#### Your objective:
Below are some records; retype all of them exactly.

________________

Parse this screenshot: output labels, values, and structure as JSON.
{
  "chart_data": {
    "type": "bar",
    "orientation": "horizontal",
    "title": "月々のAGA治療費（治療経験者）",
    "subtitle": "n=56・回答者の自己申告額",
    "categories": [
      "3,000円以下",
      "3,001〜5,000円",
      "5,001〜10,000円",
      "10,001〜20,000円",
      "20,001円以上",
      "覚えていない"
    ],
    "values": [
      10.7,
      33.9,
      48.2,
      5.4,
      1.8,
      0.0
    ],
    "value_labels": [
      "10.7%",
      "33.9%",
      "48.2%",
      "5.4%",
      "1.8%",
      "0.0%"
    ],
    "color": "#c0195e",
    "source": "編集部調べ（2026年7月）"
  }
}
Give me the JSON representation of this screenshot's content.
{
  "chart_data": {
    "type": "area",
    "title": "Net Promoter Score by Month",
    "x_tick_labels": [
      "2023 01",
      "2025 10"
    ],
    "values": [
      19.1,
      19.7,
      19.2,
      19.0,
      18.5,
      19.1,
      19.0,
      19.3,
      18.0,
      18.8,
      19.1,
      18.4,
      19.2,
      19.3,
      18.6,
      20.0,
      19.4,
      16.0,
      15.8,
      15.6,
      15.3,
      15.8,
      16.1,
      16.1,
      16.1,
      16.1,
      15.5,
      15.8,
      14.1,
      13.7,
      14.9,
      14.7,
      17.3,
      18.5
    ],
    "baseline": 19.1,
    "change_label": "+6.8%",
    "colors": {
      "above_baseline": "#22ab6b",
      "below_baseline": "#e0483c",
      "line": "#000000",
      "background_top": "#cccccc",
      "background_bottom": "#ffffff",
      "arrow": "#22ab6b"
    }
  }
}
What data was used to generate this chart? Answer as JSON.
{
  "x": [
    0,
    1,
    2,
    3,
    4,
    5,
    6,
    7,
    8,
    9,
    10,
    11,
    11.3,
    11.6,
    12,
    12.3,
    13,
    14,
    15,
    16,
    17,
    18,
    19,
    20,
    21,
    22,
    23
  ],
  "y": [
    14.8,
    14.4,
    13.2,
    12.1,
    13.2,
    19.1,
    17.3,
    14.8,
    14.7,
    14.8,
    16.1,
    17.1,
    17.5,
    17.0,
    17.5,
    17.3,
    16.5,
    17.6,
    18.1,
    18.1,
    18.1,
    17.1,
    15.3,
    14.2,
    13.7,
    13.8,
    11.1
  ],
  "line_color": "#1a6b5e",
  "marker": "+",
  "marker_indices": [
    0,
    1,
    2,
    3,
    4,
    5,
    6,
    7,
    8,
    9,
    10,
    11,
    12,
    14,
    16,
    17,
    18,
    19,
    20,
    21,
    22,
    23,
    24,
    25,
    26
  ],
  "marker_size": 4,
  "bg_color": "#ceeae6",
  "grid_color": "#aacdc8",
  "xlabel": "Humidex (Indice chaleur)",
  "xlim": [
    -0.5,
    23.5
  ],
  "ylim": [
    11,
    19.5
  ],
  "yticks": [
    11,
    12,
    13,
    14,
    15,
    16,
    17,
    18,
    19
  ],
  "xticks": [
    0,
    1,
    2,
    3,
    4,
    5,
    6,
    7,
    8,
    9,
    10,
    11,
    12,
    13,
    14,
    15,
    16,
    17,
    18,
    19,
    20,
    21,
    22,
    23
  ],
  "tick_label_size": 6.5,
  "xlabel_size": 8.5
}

________________

#### Finished task:
Parse this screenshot: output labels, values, and structure as JSON.
{
  "chart_data": {
    "type": "bar",
    "orientation": "horizontal",
    "title": "月々のAGA治療費（治療経験者）",
    "subtitle": "n=56・回答者の自己申告額",
    "categories": [
      "3,000円以下",
      "3,001〜5,000円",
      "5,001〜10,000円",
      "10,001〜20,000円",
      "20,001円以上",
      "覚えていない"
    ],
    "values": [
      10.7,
      33.9,
      48.2,
      5.4,
      1.8,
      0.0
    ],
    "value_labels": [
      "10.7%",
      "33.9%",
      "48.2%",
      "5.4%",
      "1.8%",
      "0.0%"
    ],
    "color": "#c0195e",
    "source": "編集部調べ（2026年7月）"
  }
}
Give me the JSON representation of this screenshot's content.
{
  "chart_data": {
    "type": "area",
    "title": "Net Promoter Score by Month",
    "x_tick_labels": [
      "2023 01",
      "2025 10"
    ],
    "values": [
      19.1,
      19.7,
      19.2,
      19.0,
      18.5,
      19.1,
      19.0,
      19.3,
      18.0,
      18.8,
      19.1,
      18.4,
      19.2,
      19.3,
      18.6,
      20.0,
      19.4,
      16.0,
      15.8,
      15.6,
      15.3,
      15.8,
      16.1,
      16.1,
      16.1,
      16.1,
      15.5,
      15.8,
      14.1,
      13.7,
      14.9,
      14.7,
      17.3,
      18.5
    ],
    "baseline": 19.1,
    "change_label": "+6.8%",
    "colors": {
      "above_baseline": "#22ab6b",
      "below_baseline": "#e0483c",
      "line": "#000000",
      "background_top": "#cccccc",
      "background_bottom": "#ffffff",
      "arrow": "#22ab6b"
    }
  }
}
What data was used to generate this chart? Answer as JSON.
{
  "x": [
    0,
    1,
    2,
    3,
    4,
    5,
    6,
    7,
    8,
    9,
    10,
    11,
    11.3,
    11.6,
    12,
    12.3,
    13,
    14,
    15,
    16,
    17,
    18,
    19,
    20,
    21,
    22,
    23
  ],
  "y": [
    14.8,
    14.4,
    13.2,
    12.1,
    13.2,
    19.1,
    17.3,
    14.8,
    14.7,
    14.8,
    16.1,
    17.1,
    17.5,
    17.0,
    17.5,
    17.3,
    16.5,
    17.6,
    18.1,
    18.1,
    18.1,
    17.1,
    15.3,
    14.2,
    13.7,
    13.8,
    11.1
  ],
  "line_color": "#1a6b5e",
  "marker": "+",
  "marker_indices": [
    0,
    1,
    2,
    3,
    4,
    5,
    6,
    7,
    8,
    9,
    10,
    11,
    12,
    14,
    16,
    17,
    18,
    19,
    20,
    21,
    22,
    23,
    24,
    25,
    26
  ],
  "marker_size": 4,
  "bg_color": "#ceeae6",
  "grid_color": "#aacdc8",
  "xlabel": "Humidex (Indice chaleur)",
  "xlim": [
    -0.5,
    23.5
  ],
  "ylim": [
    11,
    19.5
  ],
  "yticks": [
    11,
    12,
    13,
    14,
    15,
    16,
    17,
    18,
    19
  ],
  "xticks": [
    0,
    1,
    2,
    3,
    4,
    5,
    6,
    7,
    8,
    9,
    10,
    11,
    12,
    13,
    14,
    15,
    16,
    17,
    18,
    19,
    20,
    21,
    22,
    23
  ],
  "tick_label_size": 6.5,
  "xlabel_size": 8.5
}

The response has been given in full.